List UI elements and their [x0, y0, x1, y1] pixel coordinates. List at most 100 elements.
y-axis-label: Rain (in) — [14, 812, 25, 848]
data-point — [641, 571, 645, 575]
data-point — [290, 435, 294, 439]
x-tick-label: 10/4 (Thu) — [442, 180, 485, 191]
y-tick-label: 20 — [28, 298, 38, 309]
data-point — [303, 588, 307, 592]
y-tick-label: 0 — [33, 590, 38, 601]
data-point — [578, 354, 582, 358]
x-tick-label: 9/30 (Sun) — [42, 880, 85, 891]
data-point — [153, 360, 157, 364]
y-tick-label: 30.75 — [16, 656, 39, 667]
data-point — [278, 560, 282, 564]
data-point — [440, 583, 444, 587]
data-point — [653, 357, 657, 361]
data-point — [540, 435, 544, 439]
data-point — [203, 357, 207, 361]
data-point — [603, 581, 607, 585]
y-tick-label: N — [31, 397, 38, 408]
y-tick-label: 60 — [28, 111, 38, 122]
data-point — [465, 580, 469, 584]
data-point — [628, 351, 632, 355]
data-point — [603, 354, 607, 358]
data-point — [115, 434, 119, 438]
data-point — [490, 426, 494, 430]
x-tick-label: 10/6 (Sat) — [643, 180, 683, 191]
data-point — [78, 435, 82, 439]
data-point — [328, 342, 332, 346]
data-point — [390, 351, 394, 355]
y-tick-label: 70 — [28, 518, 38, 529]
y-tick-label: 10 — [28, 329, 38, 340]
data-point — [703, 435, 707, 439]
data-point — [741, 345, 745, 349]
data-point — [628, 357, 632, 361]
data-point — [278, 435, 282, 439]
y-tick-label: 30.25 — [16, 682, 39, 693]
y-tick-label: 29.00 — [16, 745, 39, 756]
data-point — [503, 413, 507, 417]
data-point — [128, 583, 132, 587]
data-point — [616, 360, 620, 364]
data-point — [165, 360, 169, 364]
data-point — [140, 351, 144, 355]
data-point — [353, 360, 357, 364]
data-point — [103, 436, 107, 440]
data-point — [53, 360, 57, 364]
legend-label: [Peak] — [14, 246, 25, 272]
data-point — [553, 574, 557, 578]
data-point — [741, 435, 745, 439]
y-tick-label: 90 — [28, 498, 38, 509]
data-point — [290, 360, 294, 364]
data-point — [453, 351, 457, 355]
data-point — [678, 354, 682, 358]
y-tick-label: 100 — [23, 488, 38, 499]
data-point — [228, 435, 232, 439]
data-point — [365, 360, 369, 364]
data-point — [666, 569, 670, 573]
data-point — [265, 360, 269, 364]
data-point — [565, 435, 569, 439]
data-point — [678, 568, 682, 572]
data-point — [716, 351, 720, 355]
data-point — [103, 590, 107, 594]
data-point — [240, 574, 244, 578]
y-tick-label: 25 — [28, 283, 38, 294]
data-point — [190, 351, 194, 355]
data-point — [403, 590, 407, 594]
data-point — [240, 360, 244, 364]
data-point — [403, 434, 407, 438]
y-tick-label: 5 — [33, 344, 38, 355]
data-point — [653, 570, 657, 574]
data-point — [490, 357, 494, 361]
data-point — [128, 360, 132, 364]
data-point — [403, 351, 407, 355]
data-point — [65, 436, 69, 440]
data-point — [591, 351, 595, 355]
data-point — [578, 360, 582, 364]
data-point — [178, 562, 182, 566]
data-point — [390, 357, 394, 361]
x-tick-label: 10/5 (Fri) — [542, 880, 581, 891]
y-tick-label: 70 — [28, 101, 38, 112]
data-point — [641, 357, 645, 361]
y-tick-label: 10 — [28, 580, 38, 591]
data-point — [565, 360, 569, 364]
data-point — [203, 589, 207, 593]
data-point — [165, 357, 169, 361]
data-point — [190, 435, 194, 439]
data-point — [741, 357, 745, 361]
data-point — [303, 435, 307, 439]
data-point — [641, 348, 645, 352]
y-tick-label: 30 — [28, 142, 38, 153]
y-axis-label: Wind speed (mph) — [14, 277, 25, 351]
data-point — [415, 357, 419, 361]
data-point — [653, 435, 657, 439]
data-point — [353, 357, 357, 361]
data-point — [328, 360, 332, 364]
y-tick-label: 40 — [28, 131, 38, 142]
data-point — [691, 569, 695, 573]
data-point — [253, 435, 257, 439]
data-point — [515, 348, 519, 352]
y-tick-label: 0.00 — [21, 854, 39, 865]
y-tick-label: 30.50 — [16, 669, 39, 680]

THE TASK:
Reproduce the listing above line for line, leaving every character unchanged.

EXERCISE OUTPUT:
List UI elements and their [x0, y0, x1, y1] pixel coordinates. List at most 100 elements.
y-axis-label: Rain (in) — [14, 812, 25, 848]
data-point — [641, 571, 645, 575]
data-point — [290, 435, 294, 439]
x-tick-label: 10/4 (Thu) — [442, 180, 485, 191]
y-tick-label: 20 — [28, 298, 38, 309]
data-point — [303, 588, 307, 592]
y-tick-label: 0 — [33, 590, 38, 601]
data-point — [578, 354, 582, 358]
x-tick-label: 9/30 (Sun) — [42, 880, 85, 891]
data-point — [153, 360, 157, 364]
y-tick-label: 30.75 — [16, 656, 39, 667]
data-point — [278, 560, 282, 564]
data-point — [440, 583, 444, 587]
data-point — [653, 357, 657, 361]
data-point — [540, 435, 544, 439]
data-point — [203, 357, 207, 361]
data-point — [603, 581, 607, 585]
y-tick-label: N — [31, 397, 38, 408]
y-tick-label: 60 — [28, 111, 38, 122]
data-point — [465, 580, 469, 584]
data-point — [628, 351, 632, 355]
data-point — [603, 354, 607, 358]
data-point — [115, 434, 119, 438]
data-point — [490, 426, 494, 430]
x-tick-label: 10/6 (Sat) — [643, 180, 683, 191]
data-point — [78, 435, 82, 439]
data-point — [328, 342, 332, 346]
data-point — [390, 351, 394, 355]
y-tick-label: 70 — [28, 518, 38, 529]
y-tick-label: 10 — [28, 329, 38, 340]
data-point — [703, 435, 707, 439]
data-point — [741, 345, 745, 349]
data-point — [628, 357, 632, 361]
data-point — [278, 435, 282, 439]
y-tick-label: 30.25 — [16, 682, 39, 693]
y-tick-label: 29.00 — [16, 745, 39, 756]
data-point — [503, 413, 507, 417]
data-point — [128, 583, 132, 587]
data-point — [616, 360, 620, 364]
data-point — [165, 360, 169, 364]
data-point — [140, 351, 144, 355]
data-point — [353, 360, 357, 364]
data-point — [103, 436, 107, 440]
data-point — [53, 360, 57, 364]
legend-label: [Peak] — [14, 246, 25, 272]
data-point — [553, 574, 557, 578]
data-point — [741, 435, 745, 439]
y-tick-label: 90 — [28, 498, 38, 509]
data-point — [290, 360, 294, 364]
data-point — [453, 351, 457, 355]
data-point — [678, 354, 682, 358]
y-tick-label: 100 — [23, 488, 38, 499]
data-point — [228, 435, 232, 439]
data-point — [365, 360, 369, 364]
data-point — [666, 569, 670, 573]
data-point — [265, 360, 269, 364]
data-point — [565, 435, 569, 439]
data-point — [678, 568, 682, 572]
data-point — [716, 351, 720, 355]
data-point — [103, 590, 107, 594]
data-point — [240, 574, 244, 578]
y-tick-label: 25 — [28, 283, 38, 294]
data-point — [190, 351, 194, 355]
data-point — [403, 590, 407, 594]
data-point — [240, 360, 244, 364]
data-point — [403, 434, 407, 438]
y-tick-label: 5 — [33, 344, 38, 355]
data-point — [653, 570, 657, 574]
data-point — [490, 357, 494, 361]
data-point — [128, 360, 132, 364]
data-point — [403, 351, 407, 355]
data-point — [65, 436, 69, 440]
data-point — [591, 351, 595, 355]
data-point — [578, 360, 582, 364]
data-point — [178, 562, 182, 566]
data-point — [390, 357, 394, 361]
x-tick-label: 10/5 (Fri) — [542, 880, 581, 891]
y-tick-label: 70 — [28, 101, 38, 112]
data-point — [641, 357, 645, 361]
y-tick-label: 10 — [28, 580, 38, 591]
data-point — [565, 360, 569, 364]
data-point — [203, 589, 207, 593]
data-point — [165, 357, 169, 361]
data-point — [190, 435, 194, 439]
data-point — [741, 357, 745, 361]
data-point — [303, 435, 307, 439]
data-point — [641, 348, 645, 352]
y-tick-label: 30 — [28, 142, 38, 153]
y-axis-label: Wind speed (mph) — [14, 277, 25, 351]
data-point — [415, 357, 419, 361]
data-point — [653, 435, 657, 439]
data-point — [353, 357, 357, 361]
data-point — [328, 360, 332, 364]
y-tick-label: 40 — [28, 131, 38, 142]
data-point — [691, 569, 695, 573]
data-point — [253, 435, 257, 439]
data-point — [515, 348, 519, 352]
y-tick-label: 0.00 — [21, 854, 39, 865]
y-tick-label: 30.50 — [16, 669, 39, 680]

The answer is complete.